━━━━━ Data for processing

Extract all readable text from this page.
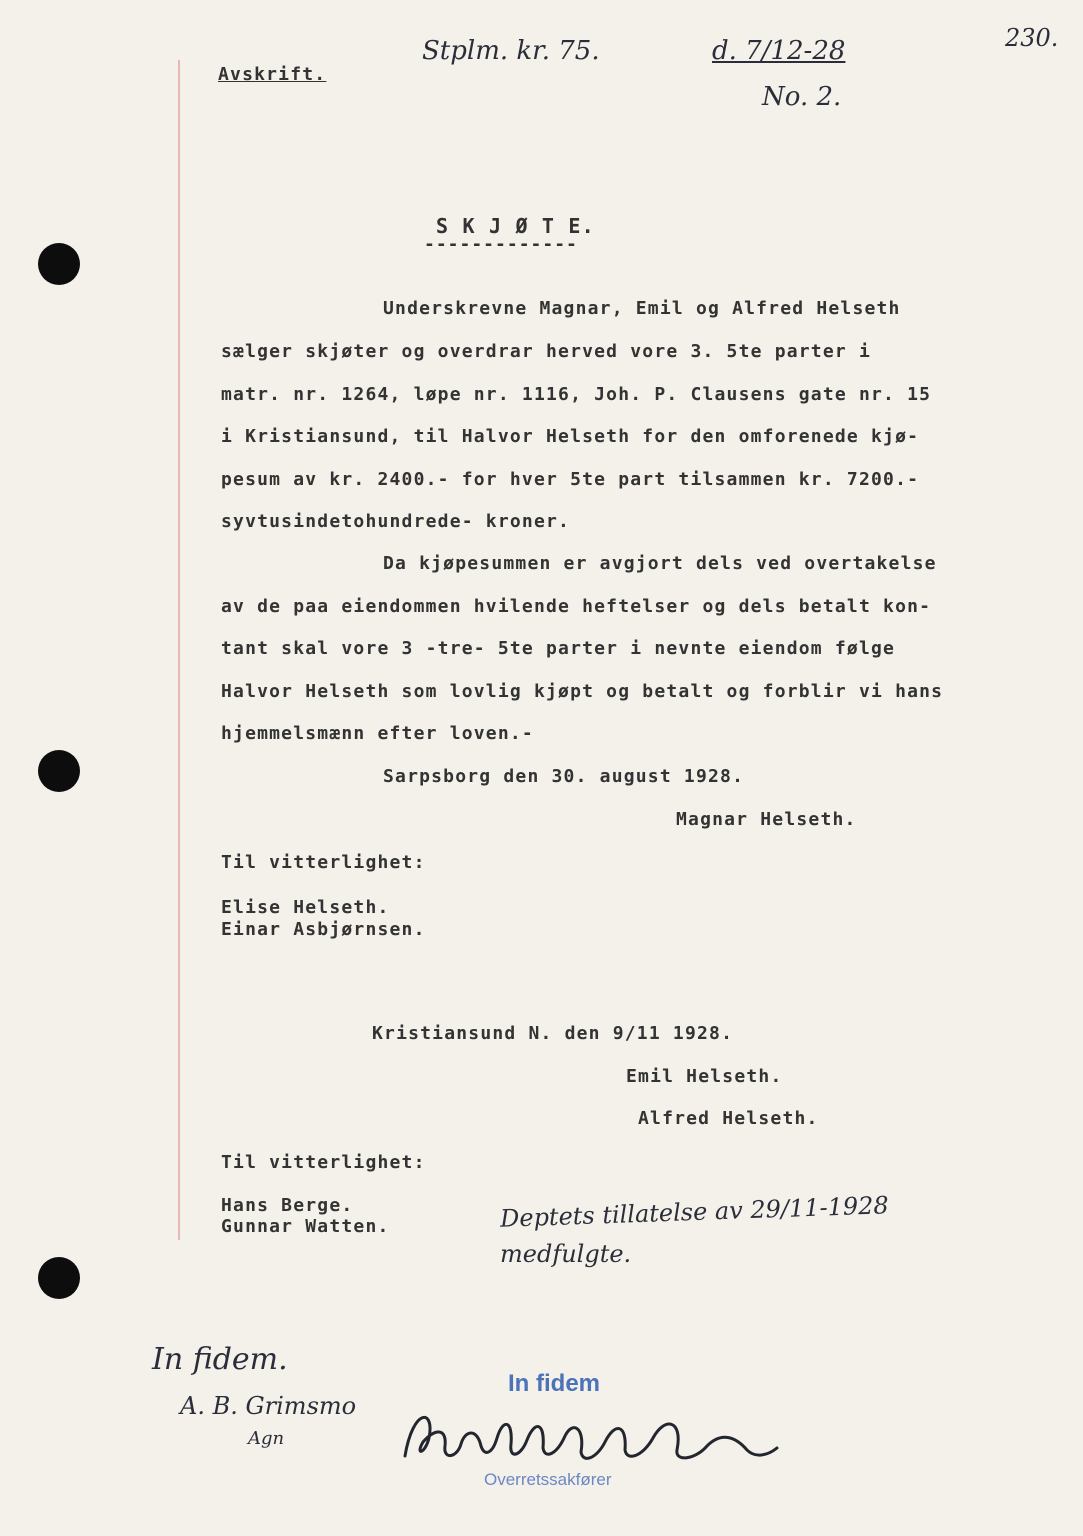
Avskrift.
Stplm. kr. 75.	d. 7/12-28
No. 2.
230.
S K J Ø T E.
-------------
Underskrevne Magnar, Emil og Alfred Helseth
sælger skjøter og overdrar herved vore 3. 5te parter i
matr. nr. 1264, løpe nr. 1116, Joh. P. Clausens gate nr. 15
i Kristiansund, til Halvor Helseth for den omforenede kjø-
pesum av kr. 2400.- for hver 5te part tilsammen kr. 7200.-
syvtusindetohundrede- kroner.
Da kjøpesummen er avgjort dels ved overtakelse
av de paa eiendommen hvilende heftelser og dels betalt kon-
tant skal vore 3 -tre- 5te parter i nevnte eiendom følge
Halvor Helseth som lovlig kjøpt og betalt og forblir vi hans
hjemmelsmænn efter loven.-
Sarpsborg den 30. august 1928.
Magnar Helseth.
Til vitterlighet:
Elise Helseth.
Einar Asbjørnsen.
Kristiansund N. den 9/11 1928.
Emil Helseth.
Alfred Helseth.
Til vitterlighet:
Hans Berge.
Gunnar Watten.	Deptets tillatelse av 29/11-1928
medfulgte.
In fidem.
A. B. Grimsmo
Agn
In fidem
Overretssakfører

━━━━━━━━━━

What needs to be done |
Quote everything in the listing above exactly; pictures are the only thing to omit.

Written response |
Extract all readable text from this page.
Avskrift.
Stplm. kr. 75.	d. 7/12-28
No. 2.
230.
S K J Ø T E.
-------------
Underskrevne Magnar, Emil og Alfred Helseth
sælger skjøter og overdrar herved vore 3. 5te parter i
matr. nr. 1264, løpe nr. 1116, Joh. P. Clausens gate nr. 15
i Kristiansund, til Halvor Helseth for den omforenede kjø-
pesum av kr. 2400.- for hver 5te part tilsammen kr. 7200.-
syvtusindetohundrede- kroner.
Da kjøpesummen er avgjort dels ved overtakelse
av de paa eiendommen hvilende heftelser og dels betalt kon-
tant skal vore 3 -tre- 5te parter i nevnte eiendom følge
Halvor Helseth som lovlig kjøpt og betalt og forblir vi hans
hjemmelsmænn efter loven.-
Sarpsborg den 30. august 1928.
Magnar Helseth.
Til vitterlighet:
Elise Helseth.
Einar Asbjørnsen.
Kristiansund N. den 9/11 1928.
Emil Helseth.
Alfred Helseth.
Til vitterlighet:
Hans Berge.
Gunnar Watten.	Deptets tillatelse av 29/11-1928
medfulgte.
In fidem.
A. B. Grimsmo
Agn
In fidem
Overretssakfører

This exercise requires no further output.